------ Material shown

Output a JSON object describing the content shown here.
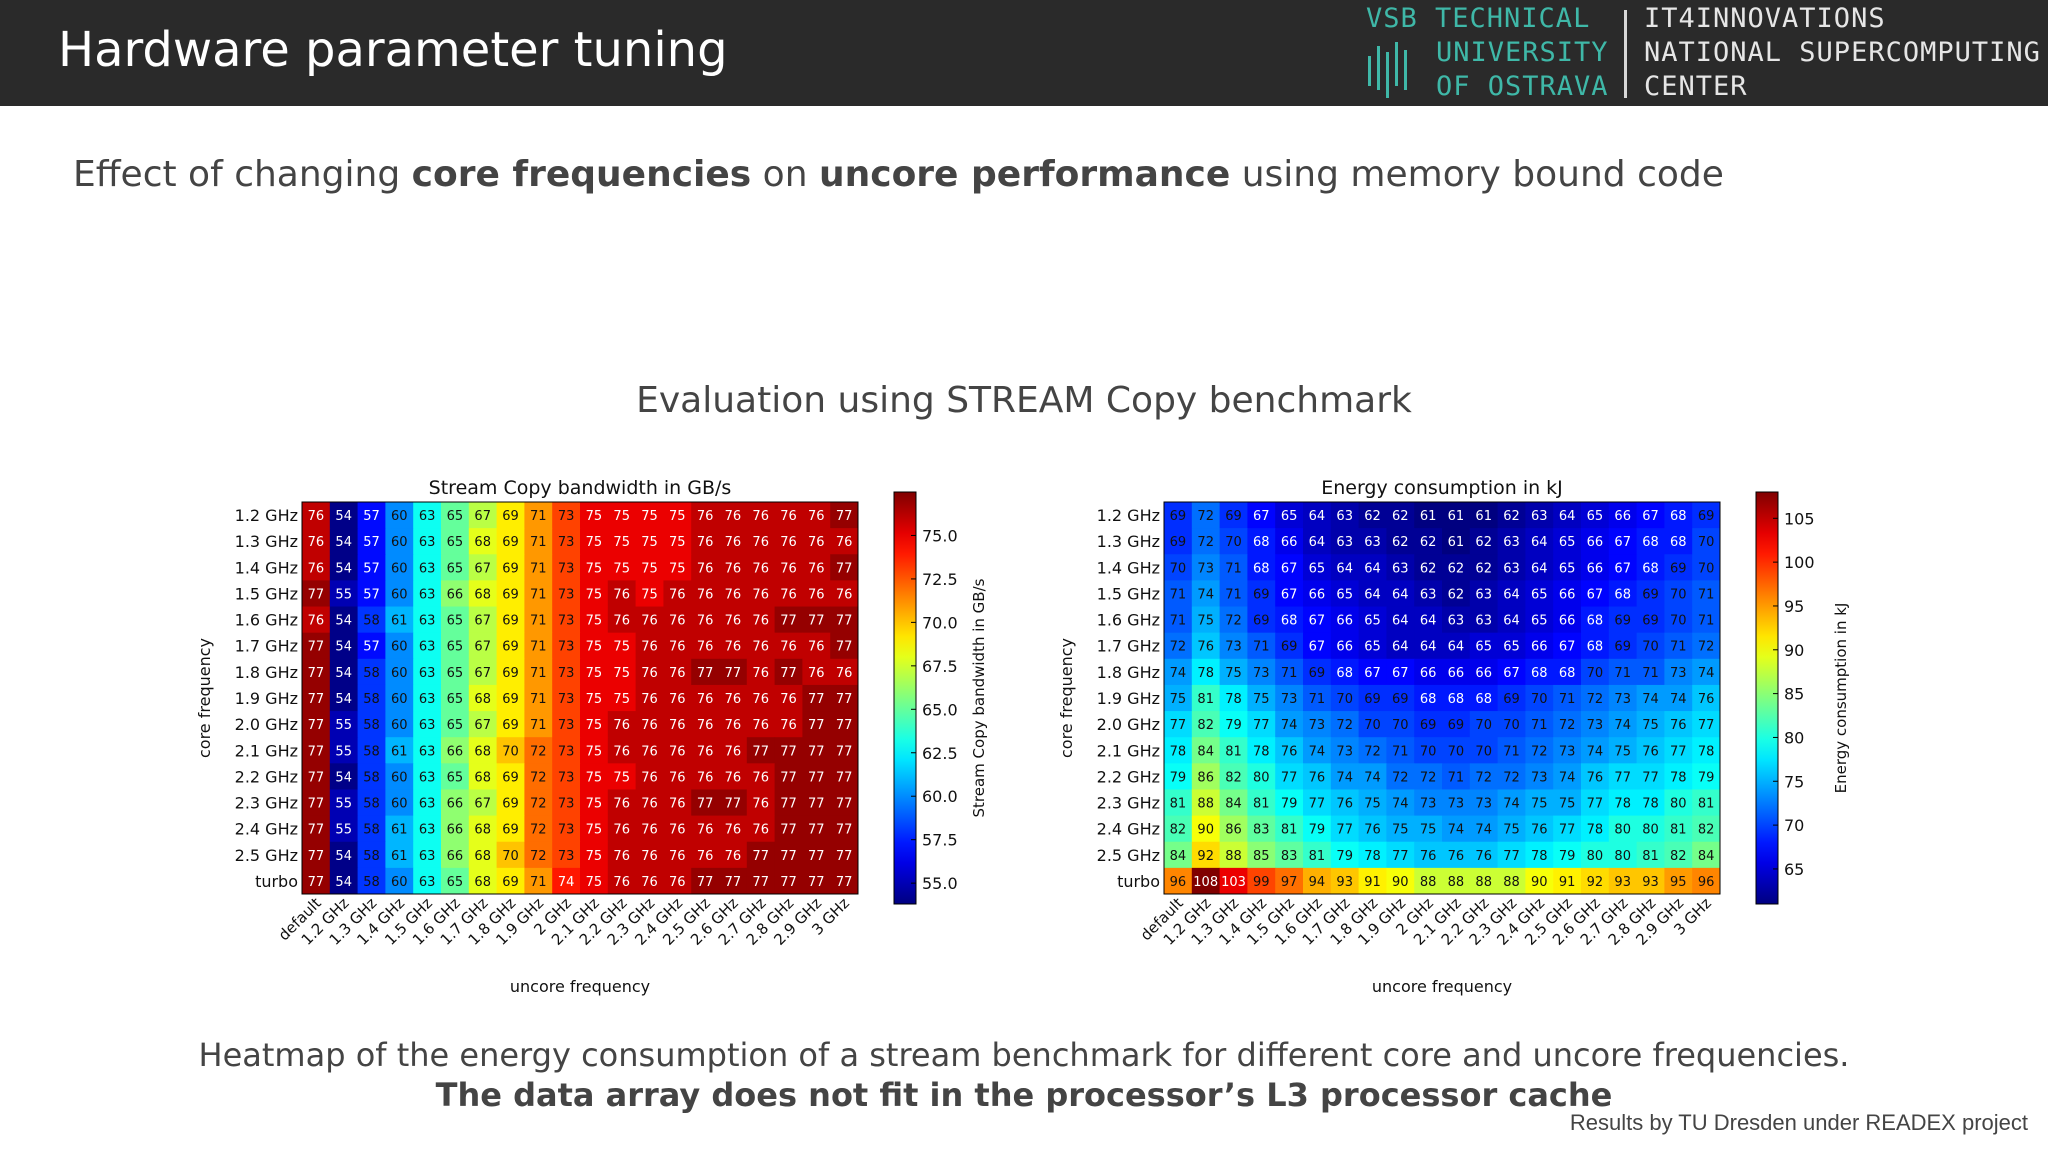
{
  "header": {
    "title": "Hardware parameter tuning",
    "logo_vsb": [
      "VSB TECHNICAL",
      "UNIVERSITY",
      "OF OSTRAVA"
    ],
    "logo_it4i": [
      "IT4INNOVATIONS",
      "NATIONAL SUPERCOMPUTING",
      "CENTER"
    ],
    "colors": {
      "bar": "#2a2a2a",
      "vsb": "#3fb8a8"
    }
  },
  "subtitle": {
    "p1": "Effect of changing ",
    "b1": "core frequencies",
    "p2": " on ",
    "b2": "uncore performance",
    "p3": " using memory bound code"
  },
  "eval_title": "Evaluation using STREAM Copy benchmark",
  "caption_line1": "Heatmap of the energy consumption of a stream benchmark for different core and uncore frequencies.",
  "caption_line2": "The data array does not fit in the processor’s L3 processor cache",
  "credit": "Results by TU Dresden under READEX project",
  "chart_data": [
    {
      "type": "heatmap",
      "title": "Stream Copy bandwidth in GB/s",
      "xlabel": "uncore frequency",
      "ylabel": "core frequency",
      "colorbar_label": "Stream Copy bandwidth in GB/s",
      "colorbar_range": [
        53.8,
        77.5
      ],
      "colorbar_ticks": [
        "55.0",
        "57.5",
        "60.0",
        "62.5",
        "65.0",
        "67.5",
        "70.0",
        "72.5",
        "75.0"
      ],
      "colormap": "jet",
      "x": [
        "default",
        "1.2 GHz",
        "1.3 GHz",
        "1.4 GHz",
        "1.5 GHz",
        "1.6 GHz",
        "1.7 GHz",
        "1.8 GHz",
        "1.9 GHz",
        "2 GHz",
        "2.1 GHz",
        "2.2 GHz",
        "2.3 GHz",
        "2.4 GHz",
        "2.5 GHz",
        "2.6 GHz",
        "2.7 GHz",
        "2.8 GHz",
        "2.9 GHz",
        "3 GHz"
      ],
      "y": [
        "1.2 GHz",
        "1.3 GHz",
        "1.4 GHz",
        "1.5 GHz",
        "1.6 GHz",
        "1.7 GHz",
        "1.8 GHz",
        "1.9 GHz",
        "2.0 GHz",
        "2.1 GHz",
        "2.2 GHz",
        "2.3 GHz",
        "2.4 GHz",
        "2.5 GHz",
        "turbo"
      ],
      "values": [
        [
          76,
          54,
          57,
          60,
          63,
          65,
          67,
          69,
          71,
          73,
          75,
          75,
          75,
          75,
          76,
          76,
          76,
          76,
          76,
          77
        ],
        [
          76,
          54,
          57,
          60,
          63,
          65,
          68,
          69,
          71,
          73,
          75,
          75,
          75,
          75,
          76,
          76,
          76,
          76,
          76,
          76
        ],
        [
          76,
          54,
          57,
          60,
          63,
          65,
          67,
          69,
          71,
          73,
          75,
          75,
          75,
          75,
          76,
          76,
          76,
          76,
          76,
          77
        ],
        [
          77,
          55,
          57,
          60,
          63,
          66,
          68,
          69,
          71,
          73,
          75,
          76,
          75,
          76,
          76,
          76,
          76,
          76,
          76,
          76
        ],
        [
          76,
          54,
          58,
          61,
          63,
          65,
          67,
          69,
          71,
          73,
          75,
          76,
          76,
          76,
          76,
          76,
          76,
          77,
          77,
          77
        ],
        [
          77,
          54,
          57,
          60,
          63,
          65,
          67,
          69,
          71,
          73,
          75,
          75,
          76,
          76,
          76,
          76,
          76,
          76,
          76,
          77
        ],
        [
          77,
          54,
          58,
          60,
          63,
          65,
          67,
          69,
          71,
          73,
          75,
          75,
          76,
          76,
          77,
          77,
          76,
          77,
          76,
          76
        ],
        [
          77,
          54,
          58,
          60,
          63,
          65,
          68,
          69,
          71,
          73,
          75,
          75,
          76,
          76,
          76,
          76,
          76,
          76,
          77,
          77
        ],
        [
          77,
          55,
          58,
          60,
          63,
          65,
          67,
          69,
          71,
          73,
          75,
          76,
          76,
          76,
          76,
          76,
          76,
          76,
          77,
          77
        ],
        [
          77,
          55,
          58,
          61,
          63,
          66,
          68,
          70,
          72,
          73,
          75,
          76,
          76,
          76,
          76,
          76,
          77,
          77,
          77,
          77
        ],
        [
          77,
          54,
          58,
          60,
          63,
          65,
          68,
          69,
          72,
          73,
          75,
          75,
          76,
          76,
          76,
          76,
          76,
          77,
          77,
          77
        ],
        [
          77,
          55,
          58,
          60,
          63,
          66,
          67,
          69,
          72,
          73,
          75,
          76,
          76,
          76,
          77,
          77,
          76,
          77,
          77,
          77
        ],
        [
          77,
          55,
          58,
          61,
          63,
          66,
          68,
          69,
          72,
          73,
          75,
          76,
          76,
          76,
          76,
          76,
          76,
          77,
          77,
          77
        ],
        [
          77,
          54,
          58,
          61,
          63,
          66,
          68,
          70,
          72,
          73,
          75,
          76,
          76,
          76,
          76,
          76,
          77,
          77,
          77,
          77
        ],
        [
          77,
          54,
          58,
          60,
          63,
          65,
          68,
          69,
          71,
          74,
          75,
          76,
          76,
          76,
          77,
          77,
          77,
          77,
          77,
          77
        ]
      ]
    },
    {
      "type": "heatmap",
      "title": "Energy consumption in kJ",
      "xlabel": "uncore frequency",
      "ylabel": "core frequency",
      "colorbar_label": "Energy consumption in kJ",
      "colorbar_range": [
        61,
        108
      ],
      "colorbar_ticks": [
        "65",
        "70",
        "75",
        "80",
        "85",
        "90",
        "95",
        "100",
        "105"
      ],
      "colormap": "jet",
      "x": [
        "default",
        "1.2 GHz",
        "1.3 GHz",
        "1.4 GHz",
        "1.5 GHz",
        "1.6 GHz",
        "1.7 GHz",
        "1.8 GHz",
        "1.9 GHz",
        "2 GHz",
        "2.1 GHz",
        "2.2 GHz",
        "2.3 GHz",
        "2.4 GHz",
        "2.5 GHz",
        "2.6 GHz",
        "2.7 GHz",
        "2.8 GHz",
        "2.9 GHz",
        "3 GHz"
      ],
      "y": [
        "1.2 GHz",
        "1.3 GHz",
        "1.4 GHz",
        "1.5 GHz",
        "1.6 GHz",
        "1.7 GHz",
        "1.8 GHz",
        "1.9 GHz",
        "2.0 GHz",
        "2.1 GHz",
        "2.2 GHz",
        "2.3 GHz",
        "2.4 GHz",
        "2.5 GHz",
        "turbo"
      ],
      "values": [
        [
          69,
          72,
          69,
          67,
          65,
          64,
          63,
          62,
          62,
          61,
          61,
          61,
          62,
          63,
          64,
          65,
          66,
          67,
          68,
          69
        ],
        [
          69,
          72,
          70,
          68,
          66,
          64,
          63,
          63,
          62,
          62,
          61,
          62,
          63,
          64,
          65,
          66,
          67,
          68,
          68,
          70
        ],
        [
          70,
          73,
          71,
          68,
          67,
          65,
          64,
          64,
          63,
          62,
          62,
          62,
          63,
          64,
          65,
          66,
          67,
          68,
          69,
          70
        ],
        [
          71,
          74,
          71,
          69,
          67,
          66,
          65,
          64,
          64,
          63,
          62,
          63,
          64,
          65,
          66,
          67,
          68,
          69,
          70,
          71
        ],
        [
          71,
          75,
          72,
          69,
          68,
          67,
          66,
          65,
          64,
          64,
          63,
          63,
          64,
          65,
          66,
          68,
          69,
          69,
          70,
          71
        ],
        [
          72,
          76,
          73,
          71,
          69,
          67,
          66,
          65,
          64,
          64,
          64,
          65,
          65,
          66,
          67,
          68,
          69,
          70,
          71,
          72
        ],
        [
          74,
          78,
          75,
          73,
          71,
          69,
          68,
          67,
          67,
          66,
          66,
          66,
          67,
          68,
          68,
          70,
          71,
          71,
          73,
          74
        ],
        [
          75,
          81,
          78,
          75,
          73,
          71,
          70,
          69,
          69,
          68,
          68,
          68,
          69,
          70,
          71,
          72,
          73,
          74,
          74,
          76
        ],
        [
          77,
          82,
          79,
          77,
          74,
          73,
          72,
          70,
          70,
          69,
          69,
          70,
          70,
          71,
          72,
          73,
          74,
          75,
          76,
          77
        ],
        [
          78,
          84,
          81,
          78,
          76,
          74,
          73,
          72,
          71,
          70,
          70,
          70,
          71,
          72,
          73,
          74,
          75,
          76,
          77,
          78
        ],
        [
          79,
          86,
          82,
          80,
          77,
          76,
          74,
          74,
          72,
          72,
          71,
          72,
          72,
          73,
          74,
          76,
          77,
          77,
          78,
          79
        ],
        [
          81,
          88,
          84,
          81,
          79,
          77,
          76,
          75,
          74,
          73,
          73,
          73,
          74,
          75,
          75,
          77,
          78,
          78,
          80,
          81
        ],
        [
          82,
          90,
          86,
          83,
          81,
          79,
          77,
          76,
          75,
          75,
          74,
          74,
          75,
          76,
          77,
          78,
          80,
          80,
          81,
          82
        ],
        [
          84,
          92,
          88,
          85,
          83,
          81,
          79,
          78,
          77,
          76,
          76,
          76,
          77,
          78,
          79,
          80,
          80,
          81,
          82,
          84
        ],
        [
          96,
          108,
          103,
          99,
          97,
          94,
          93,
          91,
          90,
          88,
          88,
          88,
          88,
          90,
          91,
          92,
          93,
          93,
          95,
          96
        ]
      ]
    }
  ]
}
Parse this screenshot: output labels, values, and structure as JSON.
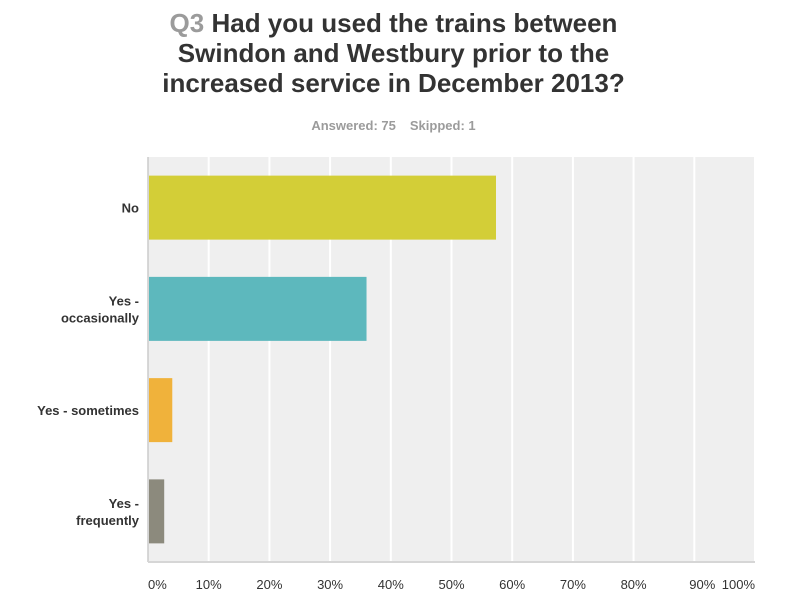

------------

Extract all lines containing the word "frequencies".

    "b1": "core frequencies",
  "caption_line1": "Heatmap of the energy consumption of a stream benchmark for different core and uncore frequencies.",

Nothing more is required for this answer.